## Task directions
Leave the pictures out and transcribe every record exactly.

======

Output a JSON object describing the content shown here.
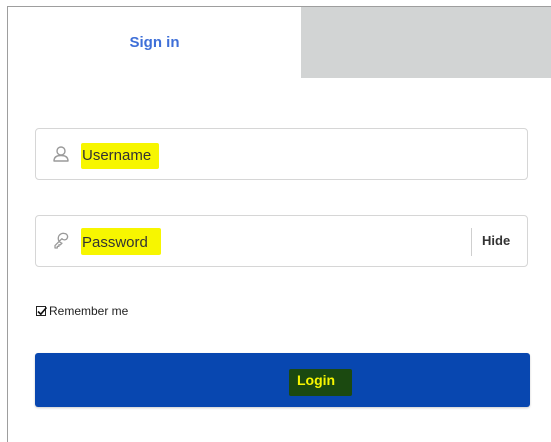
{
  "tabs": {
    "signin_label": "Sign in"
  },
  "username": {
    "placeholder": "Username",
    "value": ""
  },
  "password": {
    "placeholder": "Password",
    "value": "",
    "toggle_label": "Hide"
  },
  "remember": {
    "label": "Remember me",
    "checked": true
  },
  "login": {
    "label": "Login"
  },
  "icons": {
    "username": "user-icon",
    "password": "key-icon",
    "remember": "checkmark-icon"
  },
  "colors": {
    "tab_active_text": "#3e6fd8",
    "tab_inactive_bg": "#d2d4d4",
    "button_bg": "#0847b0",
    "highlight_yellow": "#f7f600",
    "login_highlight_bg": "#1b4910"
  }
}
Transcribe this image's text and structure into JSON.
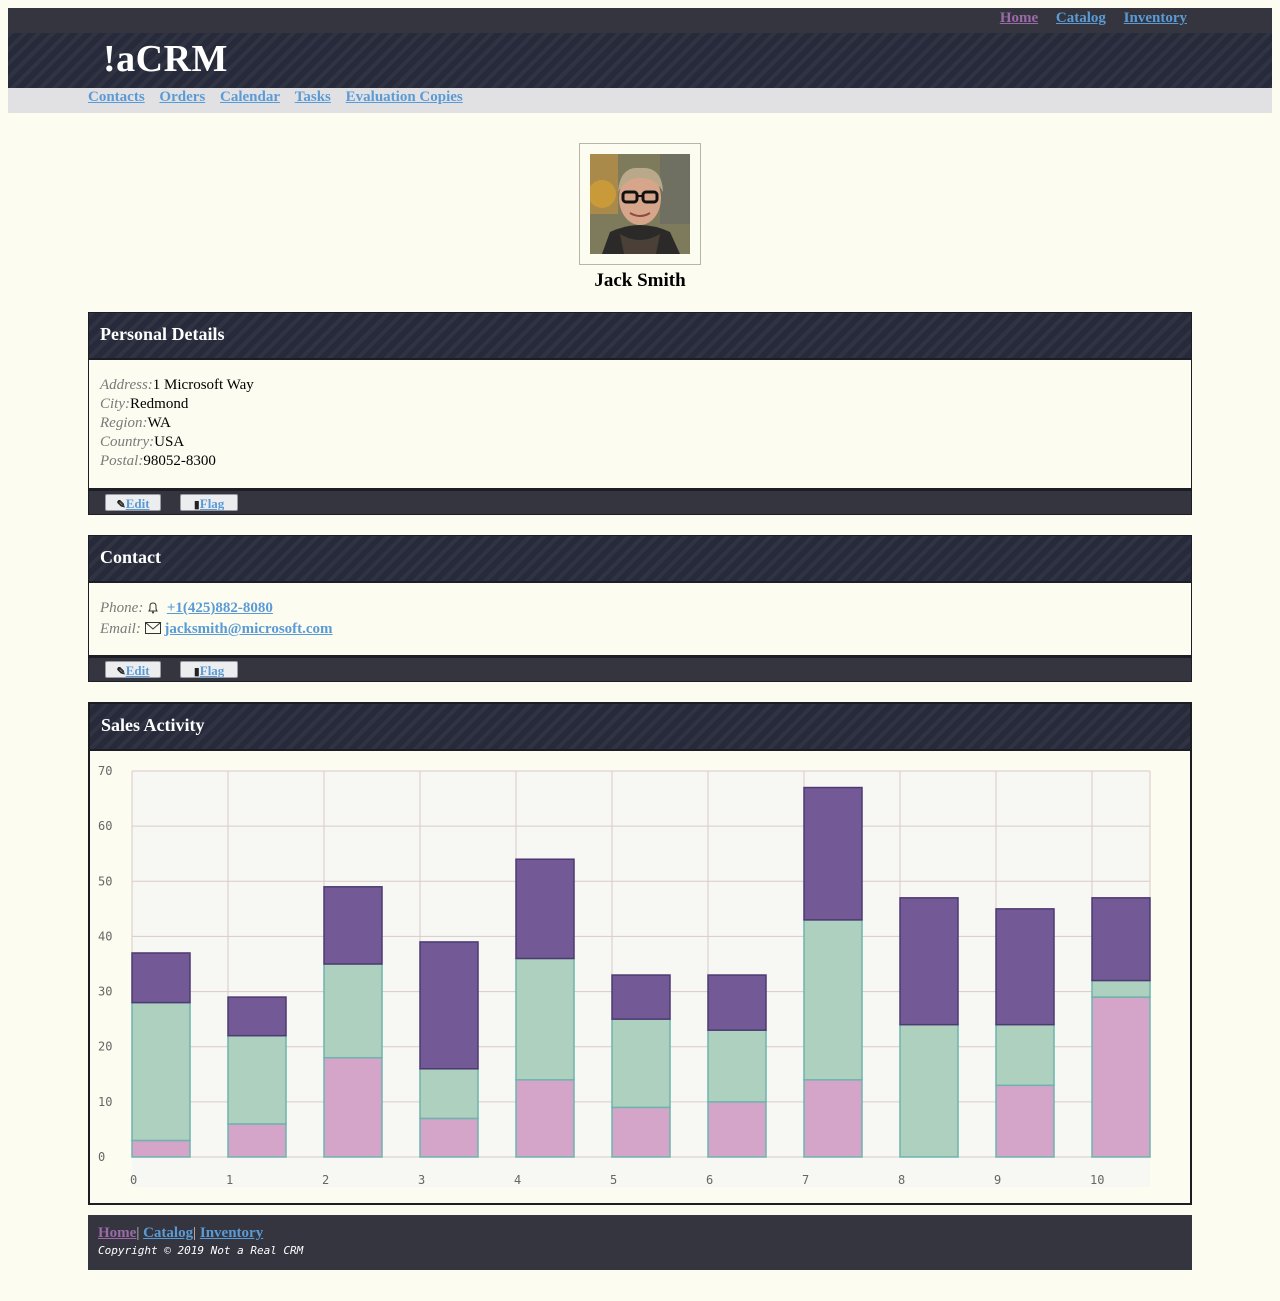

======

## Right answer
Output a JSON object describing the content shown here.
{
  "tabs": {
    "signin_label": "Sign in"
  },
  "username": {
    "placeholder": "Username",
    "value": ""
  },
  "password": {
    "placeholder": "Password",
    "value": "",
    "toggle_label": "Hide"
  },
  "remember": {
    "label": "Remember me",
    "checked": true
  },
  "login": {
    "label": "Login"
  },
  "icons": {
    "username": "user-icon",
    "password": "key-icon",
    "remember": "checkmark-icon"
  },
  "colors": {
    "tab_active_text": "#3e6fd8",
    "tab_inactive_bg": "#d2d4d4",
    "button_bg": "#0847b0",
    "highlight_yellow": "#f7f600",
    "login_highlight_bg": "#1b4910"
  }
}
Transcribe this image's text and structure into JSON.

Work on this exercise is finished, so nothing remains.